** THE RECORDS **
=======
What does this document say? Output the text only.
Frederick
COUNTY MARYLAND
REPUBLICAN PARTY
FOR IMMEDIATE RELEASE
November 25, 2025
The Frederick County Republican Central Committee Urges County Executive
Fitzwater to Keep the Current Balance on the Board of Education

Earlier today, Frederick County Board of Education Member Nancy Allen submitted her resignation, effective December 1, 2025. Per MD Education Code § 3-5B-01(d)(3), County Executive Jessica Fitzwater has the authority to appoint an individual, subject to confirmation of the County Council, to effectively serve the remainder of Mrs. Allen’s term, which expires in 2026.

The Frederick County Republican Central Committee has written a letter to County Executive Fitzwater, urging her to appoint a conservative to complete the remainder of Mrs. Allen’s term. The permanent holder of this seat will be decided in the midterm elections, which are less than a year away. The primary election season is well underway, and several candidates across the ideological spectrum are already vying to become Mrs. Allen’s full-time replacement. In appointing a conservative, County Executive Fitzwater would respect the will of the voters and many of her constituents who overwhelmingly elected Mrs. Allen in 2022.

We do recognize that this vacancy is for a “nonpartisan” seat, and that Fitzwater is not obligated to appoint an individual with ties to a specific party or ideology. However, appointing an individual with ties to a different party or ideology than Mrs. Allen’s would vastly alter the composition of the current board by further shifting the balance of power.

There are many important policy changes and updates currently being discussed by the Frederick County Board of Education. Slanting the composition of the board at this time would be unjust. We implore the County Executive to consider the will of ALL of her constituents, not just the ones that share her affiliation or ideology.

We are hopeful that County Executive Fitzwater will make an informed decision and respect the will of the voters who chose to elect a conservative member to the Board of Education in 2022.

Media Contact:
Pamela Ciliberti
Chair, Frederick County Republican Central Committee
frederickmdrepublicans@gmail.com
=======
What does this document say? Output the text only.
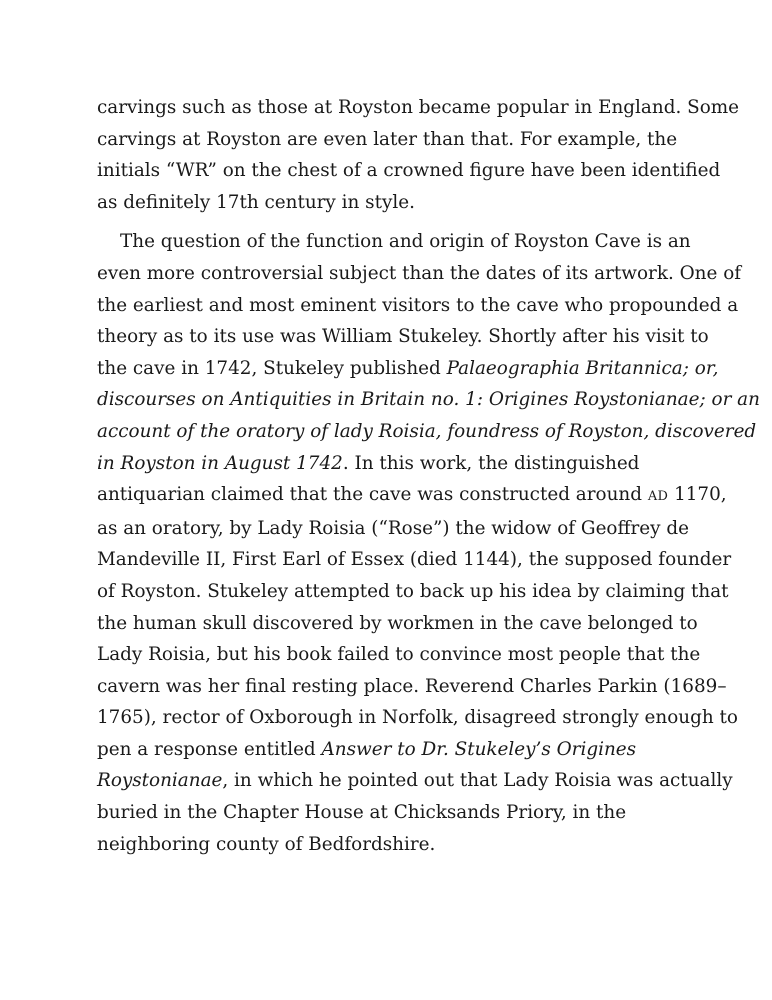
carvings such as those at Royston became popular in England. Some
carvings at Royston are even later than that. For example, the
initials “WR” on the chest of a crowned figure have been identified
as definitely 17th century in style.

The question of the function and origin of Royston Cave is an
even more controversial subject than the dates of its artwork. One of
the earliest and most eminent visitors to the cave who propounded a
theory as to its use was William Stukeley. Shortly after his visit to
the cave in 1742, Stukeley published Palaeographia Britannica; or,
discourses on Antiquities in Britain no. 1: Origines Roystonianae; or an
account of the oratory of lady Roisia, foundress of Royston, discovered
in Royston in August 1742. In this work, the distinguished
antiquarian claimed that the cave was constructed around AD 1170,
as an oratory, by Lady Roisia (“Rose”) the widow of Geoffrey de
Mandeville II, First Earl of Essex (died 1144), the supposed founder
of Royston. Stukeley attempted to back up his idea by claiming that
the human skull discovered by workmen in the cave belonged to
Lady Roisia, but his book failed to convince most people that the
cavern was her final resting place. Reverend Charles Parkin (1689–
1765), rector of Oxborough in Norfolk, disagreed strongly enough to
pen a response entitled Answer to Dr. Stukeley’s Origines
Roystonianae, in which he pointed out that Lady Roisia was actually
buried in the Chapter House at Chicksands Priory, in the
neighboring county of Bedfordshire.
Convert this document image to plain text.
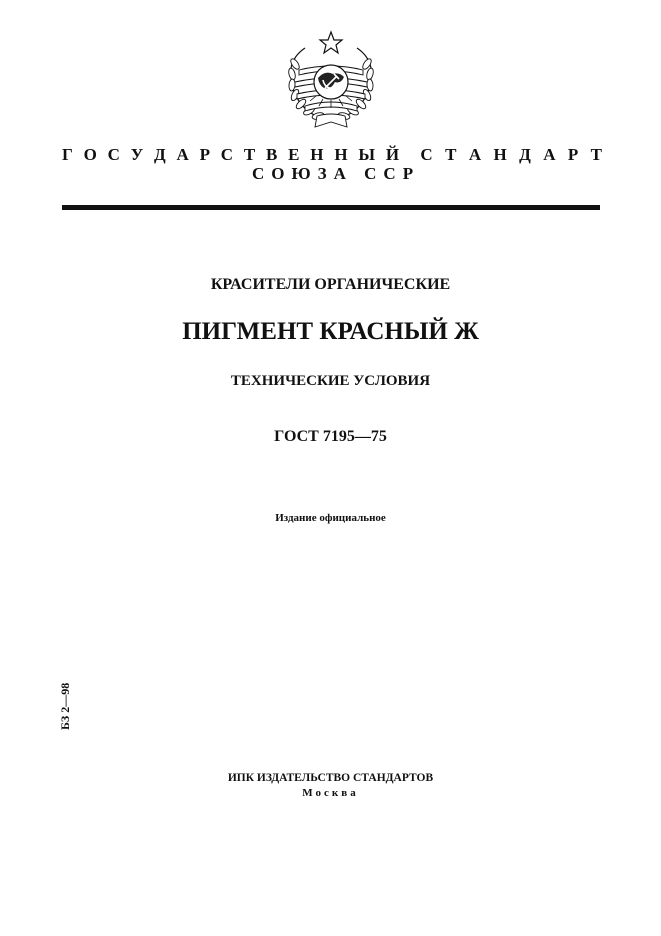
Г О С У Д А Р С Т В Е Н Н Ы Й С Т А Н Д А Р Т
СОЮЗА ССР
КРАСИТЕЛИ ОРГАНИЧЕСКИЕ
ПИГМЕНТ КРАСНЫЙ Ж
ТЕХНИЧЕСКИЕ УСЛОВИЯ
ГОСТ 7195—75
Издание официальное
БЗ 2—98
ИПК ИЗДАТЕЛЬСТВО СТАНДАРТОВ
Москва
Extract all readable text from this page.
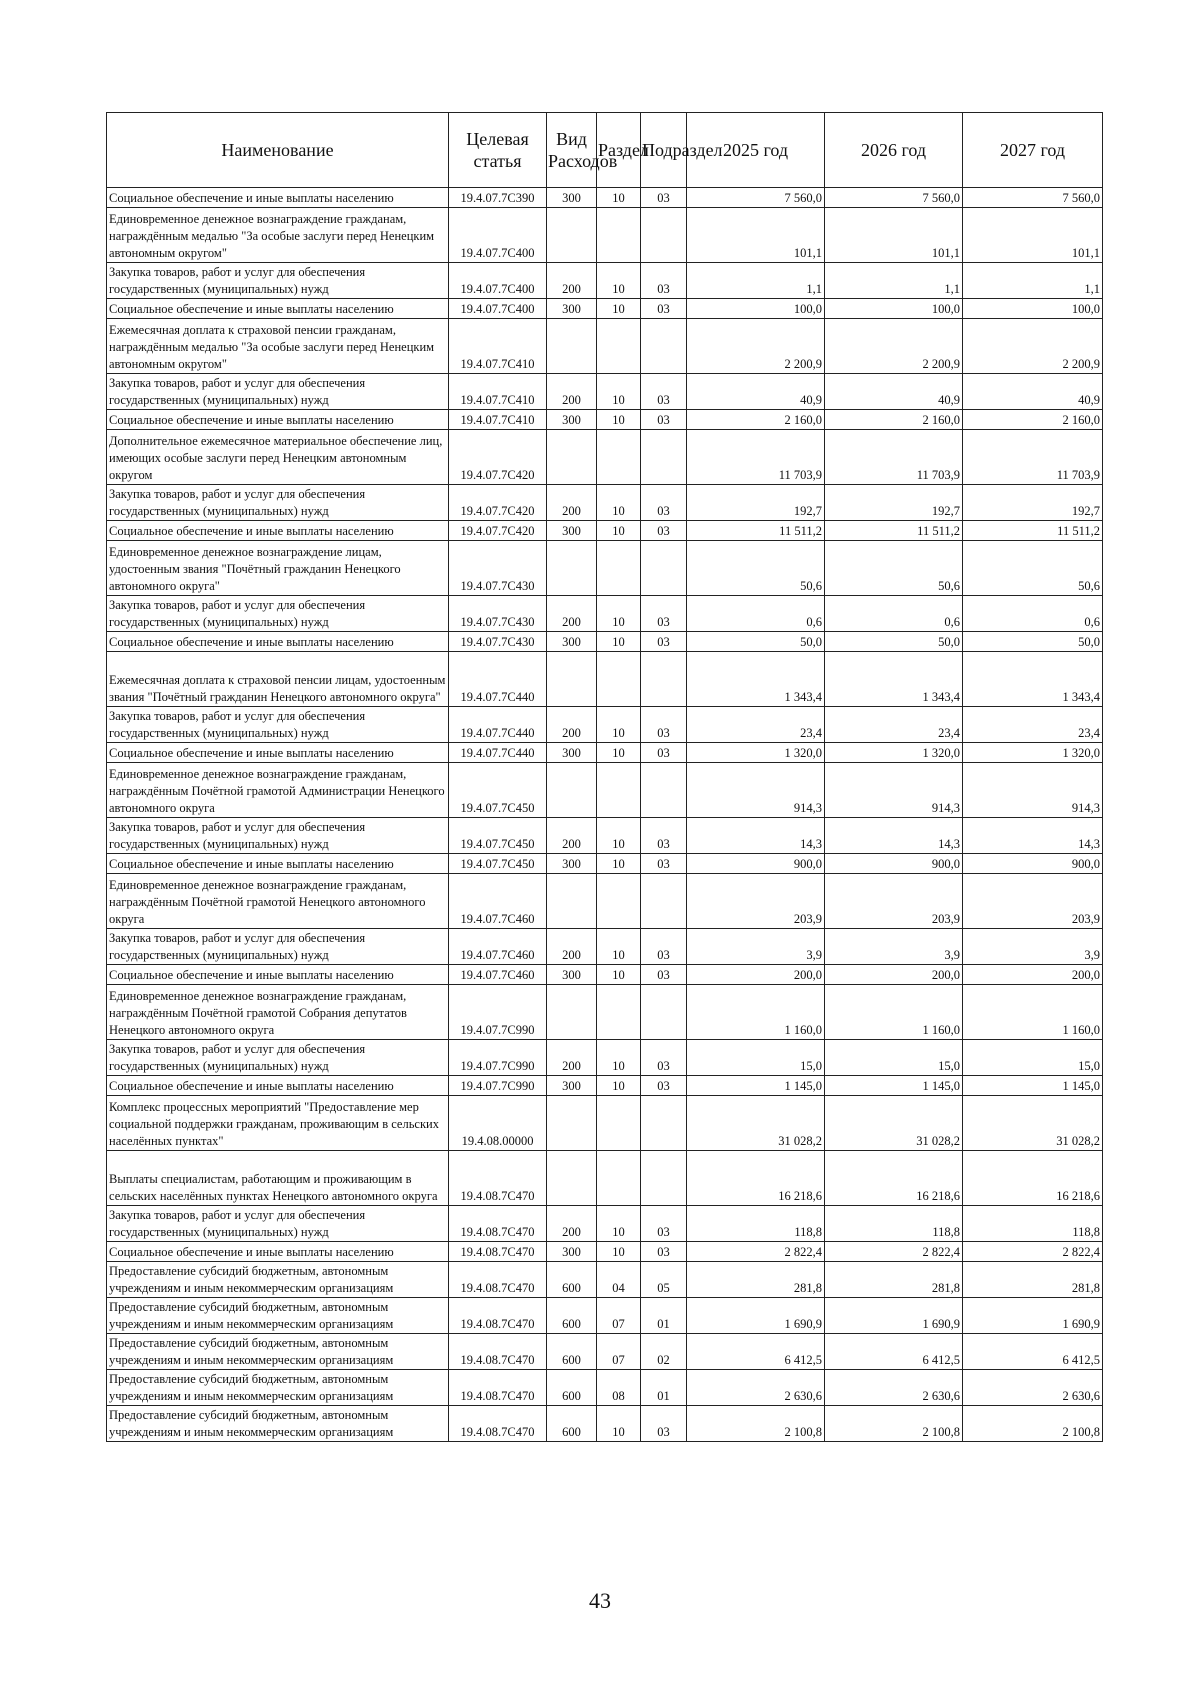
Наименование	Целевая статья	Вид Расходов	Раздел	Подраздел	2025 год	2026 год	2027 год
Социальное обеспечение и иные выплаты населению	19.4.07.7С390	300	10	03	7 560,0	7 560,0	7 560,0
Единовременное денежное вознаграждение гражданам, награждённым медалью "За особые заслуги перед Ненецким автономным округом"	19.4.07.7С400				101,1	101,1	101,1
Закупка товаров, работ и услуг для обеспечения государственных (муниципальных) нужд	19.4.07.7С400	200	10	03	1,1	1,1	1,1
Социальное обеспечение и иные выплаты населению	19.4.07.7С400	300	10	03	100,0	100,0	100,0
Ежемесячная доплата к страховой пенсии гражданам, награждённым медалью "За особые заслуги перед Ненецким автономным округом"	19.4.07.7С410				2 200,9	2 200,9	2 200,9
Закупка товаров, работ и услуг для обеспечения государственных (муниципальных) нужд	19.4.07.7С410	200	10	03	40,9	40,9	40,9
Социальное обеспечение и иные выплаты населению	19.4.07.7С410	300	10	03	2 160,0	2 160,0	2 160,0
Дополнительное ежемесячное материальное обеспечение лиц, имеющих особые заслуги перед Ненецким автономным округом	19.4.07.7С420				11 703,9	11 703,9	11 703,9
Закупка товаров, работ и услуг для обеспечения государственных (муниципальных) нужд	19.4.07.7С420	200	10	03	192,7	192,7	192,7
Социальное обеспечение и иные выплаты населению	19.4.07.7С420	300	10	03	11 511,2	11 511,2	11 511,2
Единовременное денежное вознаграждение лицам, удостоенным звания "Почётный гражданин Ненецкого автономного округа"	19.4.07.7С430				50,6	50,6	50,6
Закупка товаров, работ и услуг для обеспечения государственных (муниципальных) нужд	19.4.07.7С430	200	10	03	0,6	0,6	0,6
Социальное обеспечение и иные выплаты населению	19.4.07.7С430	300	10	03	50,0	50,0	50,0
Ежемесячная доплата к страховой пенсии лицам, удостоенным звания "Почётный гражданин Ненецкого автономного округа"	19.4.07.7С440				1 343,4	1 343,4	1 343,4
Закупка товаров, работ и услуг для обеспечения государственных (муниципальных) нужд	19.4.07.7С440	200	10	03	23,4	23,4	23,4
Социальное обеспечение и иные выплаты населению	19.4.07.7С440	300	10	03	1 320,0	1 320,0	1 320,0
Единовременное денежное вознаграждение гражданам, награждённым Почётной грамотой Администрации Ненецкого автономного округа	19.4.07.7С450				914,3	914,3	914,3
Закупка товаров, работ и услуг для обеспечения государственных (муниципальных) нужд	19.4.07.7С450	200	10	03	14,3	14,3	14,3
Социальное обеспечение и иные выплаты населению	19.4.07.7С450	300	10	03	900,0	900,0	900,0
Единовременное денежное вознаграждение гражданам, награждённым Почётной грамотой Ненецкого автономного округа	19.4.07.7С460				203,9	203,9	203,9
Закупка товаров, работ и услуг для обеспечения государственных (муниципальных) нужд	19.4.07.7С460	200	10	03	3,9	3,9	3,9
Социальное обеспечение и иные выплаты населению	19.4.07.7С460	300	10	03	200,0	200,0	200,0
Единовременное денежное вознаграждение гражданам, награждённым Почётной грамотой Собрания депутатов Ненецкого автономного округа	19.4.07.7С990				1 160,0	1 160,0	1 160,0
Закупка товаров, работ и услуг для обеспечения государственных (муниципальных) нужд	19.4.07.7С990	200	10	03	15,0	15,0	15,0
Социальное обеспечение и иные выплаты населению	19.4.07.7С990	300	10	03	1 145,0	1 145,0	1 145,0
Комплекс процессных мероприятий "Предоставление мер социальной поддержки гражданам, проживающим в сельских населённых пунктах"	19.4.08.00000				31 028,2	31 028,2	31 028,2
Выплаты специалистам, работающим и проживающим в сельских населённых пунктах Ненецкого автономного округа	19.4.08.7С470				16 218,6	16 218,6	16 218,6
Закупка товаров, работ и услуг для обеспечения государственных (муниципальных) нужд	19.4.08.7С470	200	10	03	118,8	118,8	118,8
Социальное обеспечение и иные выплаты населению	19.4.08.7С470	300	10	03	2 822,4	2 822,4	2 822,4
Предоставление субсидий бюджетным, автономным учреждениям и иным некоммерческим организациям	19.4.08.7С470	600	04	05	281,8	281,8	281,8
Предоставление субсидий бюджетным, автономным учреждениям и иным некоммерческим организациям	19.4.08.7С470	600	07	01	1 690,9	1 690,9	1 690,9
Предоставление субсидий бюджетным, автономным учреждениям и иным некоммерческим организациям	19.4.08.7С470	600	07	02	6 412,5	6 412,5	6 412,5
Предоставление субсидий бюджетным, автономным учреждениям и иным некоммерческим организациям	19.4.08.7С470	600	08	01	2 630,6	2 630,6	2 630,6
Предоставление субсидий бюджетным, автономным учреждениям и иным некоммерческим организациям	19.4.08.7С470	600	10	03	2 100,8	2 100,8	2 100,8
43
=======
** THE EXERCISE **
Return from the data every line that holds "проживающим".

** TASK OUTPUT **
Комплекс процессных мероприятий "Предоставление мер социальной поддержки гражданам, проживающим в сельских населённых пунктах"	19.4.08.00000				31 028,2	31 028,2	31 028,2
Выплаты специалистам, работающим и проживающим в сельских населённых пунктах Ненецкого автономного округа	19.4.08.7С470				16 218,6	16 218,6	16 218,6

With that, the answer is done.